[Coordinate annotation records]
'''
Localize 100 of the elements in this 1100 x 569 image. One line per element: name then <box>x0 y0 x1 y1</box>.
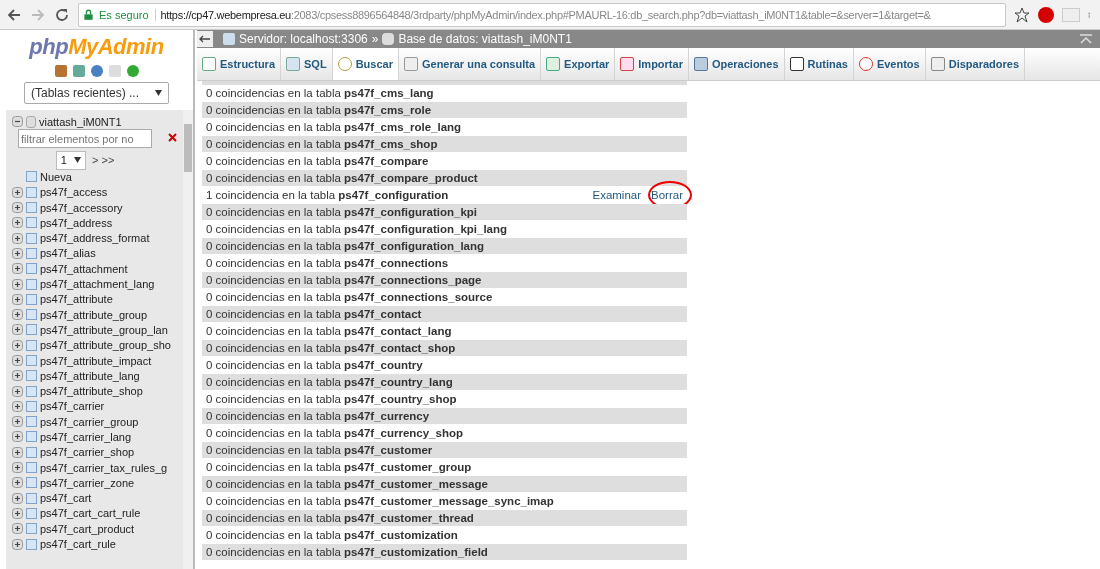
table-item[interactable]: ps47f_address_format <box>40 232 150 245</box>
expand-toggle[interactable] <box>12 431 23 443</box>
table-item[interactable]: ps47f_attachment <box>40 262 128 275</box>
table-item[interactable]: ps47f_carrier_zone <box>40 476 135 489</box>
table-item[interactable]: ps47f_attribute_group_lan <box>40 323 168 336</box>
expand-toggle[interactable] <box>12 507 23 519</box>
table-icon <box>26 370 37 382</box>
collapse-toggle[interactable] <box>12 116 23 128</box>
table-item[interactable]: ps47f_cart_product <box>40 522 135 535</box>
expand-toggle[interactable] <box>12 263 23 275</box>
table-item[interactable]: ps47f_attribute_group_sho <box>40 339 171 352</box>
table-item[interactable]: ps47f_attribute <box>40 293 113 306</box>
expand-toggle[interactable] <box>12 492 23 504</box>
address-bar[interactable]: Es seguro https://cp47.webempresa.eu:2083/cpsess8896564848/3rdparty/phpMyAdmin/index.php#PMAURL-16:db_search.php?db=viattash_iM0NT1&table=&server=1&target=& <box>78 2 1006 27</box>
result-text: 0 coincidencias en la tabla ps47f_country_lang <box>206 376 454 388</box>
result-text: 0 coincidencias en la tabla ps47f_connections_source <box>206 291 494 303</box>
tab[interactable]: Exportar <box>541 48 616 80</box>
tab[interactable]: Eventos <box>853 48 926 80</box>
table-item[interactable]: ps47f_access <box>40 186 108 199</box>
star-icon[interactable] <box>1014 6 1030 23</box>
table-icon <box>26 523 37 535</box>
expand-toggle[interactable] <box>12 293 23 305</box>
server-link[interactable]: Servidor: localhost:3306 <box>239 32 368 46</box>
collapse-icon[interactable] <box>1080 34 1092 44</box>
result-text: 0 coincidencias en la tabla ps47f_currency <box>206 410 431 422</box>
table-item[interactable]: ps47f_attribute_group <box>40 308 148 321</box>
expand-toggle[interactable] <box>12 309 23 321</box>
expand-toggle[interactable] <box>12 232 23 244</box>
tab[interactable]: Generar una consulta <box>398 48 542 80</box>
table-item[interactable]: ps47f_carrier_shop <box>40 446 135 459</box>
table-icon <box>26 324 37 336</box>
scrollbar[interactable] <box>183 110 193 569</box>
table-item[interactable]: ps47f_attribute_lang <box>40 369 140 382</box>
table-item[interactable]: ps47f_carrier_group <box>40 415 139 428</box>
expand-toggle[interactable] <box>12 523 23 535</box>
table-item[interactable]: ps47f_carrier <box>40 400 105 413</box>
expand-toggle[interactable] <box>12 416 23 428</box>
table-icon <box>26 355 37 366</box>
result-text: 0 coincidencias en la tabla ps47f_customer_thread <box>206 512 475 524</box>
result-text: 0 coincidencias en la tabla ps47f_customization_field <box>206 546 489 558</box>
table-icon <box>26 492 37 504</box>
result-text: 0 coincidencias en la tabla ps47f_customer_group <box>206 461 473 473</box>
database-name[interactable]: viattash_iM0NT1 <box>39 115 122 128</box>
'''
» **Required task**: Retype every entry above word for word, omitting the pictures from your answer.

» **Completed exercise**:
Localize 100 of the elements in this 1100 x 569 image. One line per element: name then <box>x0 y0 x1 y1</box>.
table-item[interactable]: ps47f_address_format <box>40 232 150 245</box>
expand-toggle[interactable] <box>12 431 23 443</box>
table-item[interactable]: ps47f_attachment <box>40 262 128 275</box>
table-item[interactable]: ps47f_carrier_zone <box>40 476 135 489</box>
table-item[interactable]: ps47f_attribute_group_lan <box>40 323 168 336</box>
expand-toggle[interactable] <box>12 507 23 519</box>
table-icon <box>26 370 37 382</box>
collapse-toggle[interactable] <box>12 116 23 128</box>
table-item[interactable]: ps47f_cart_product <box>40 522 135 535</box>
expand-toggle[interactable] <box>12 263 23 275</box>
table-item[interactable]: ps47f_attribute_group_sho <box>40 339 171 352</box>
table-item[interactable]: ps47f_attribute <box>40 293 113 306</box>
expand-toggle[interactable] <box>12 492 23 504</box>
address-bar[interactable]: Es seguro https://cp47.webempresa.eu:2083/cpsess8896564848/3rdparty/phpMyAdmin/index.php#PMAURL-16:db_search.php?db=viattash_iM0NT1&table=&server=1&target=& <box>78 2 1006 27</box>
result-text: 0 coincidencias en la tabla ps47f_country_lang <box>206 376 454 388</box>
result-text: 0 coincidencias en la tabla ps47f_connections_source <box>206 291 494 303</box>
tab[interactable]: Exportar <box>541 48 616 80</box>
tab[interactable]: Eventos <box>853 48 926 80</box>
table-item[interactable]: ps47f_access <box>40 186 108 199</box>
star-icon[interactable] <box>1014 6 1030 23</box>
table-icon <box>26 523 37 535</box>
expand-toggle[interactable] <box>12 293 23 305</box>
server-link[interactable]: Servidor: localhost:3306 <box>239 32 368 46</box>
collapse-icon[interactable] <box>1080 34 1092 44</box>
result-text: 0 coincidencias en la tabla ps47f_currency <box>206 410 431 422</box>
table-item[interactable]: ps47f_attribute_group <box>40 308 148 321</box>
expand-toggle[interactable] <box>12 309 23 321</box>
expand-toggle[interactable] <box>12 232 23 244</box>
tab[interactable]: Generar una consulta <box>398 48 542 80</box>
table-item[interactable]: ps47f_carrier_shop <box>40 446 135 459</box>
table-icon <box>26 324 37 336</box>
scrollbar[interactable] <box>183 110 193 569</box>
table-item[interactable]: ps47f_attribute_lang <box>40 369 140 382</box>
table-item[interactable]: ps47f_carrier_group <box>40 415 139 428</box>
expand-toggle[interactable] <box>12 523 23 535</box>
table-item[interactable]: ps47f_carrier <box>40 400 105 413</box>
expand-toggle[interactable] <box>12 416 23 428</box>
table-icon <box>26 355 37 366</box>
result-text: 0 coincidencias en la tabla ps47f_customer_thread <box>206 512 475 524</box>
result-text: 0 coincidencias en la tabla ps47f_customization_field <box>206 546 489 558</box>
table-icon <box>26 492 37 504</box>
result-text: 0 coincidencias en la tabla ps47f_customer_group <box>206 461 473 473</box>
database-name[interactable]: viattash_iM0NT1 <box>39 115 122 128</box>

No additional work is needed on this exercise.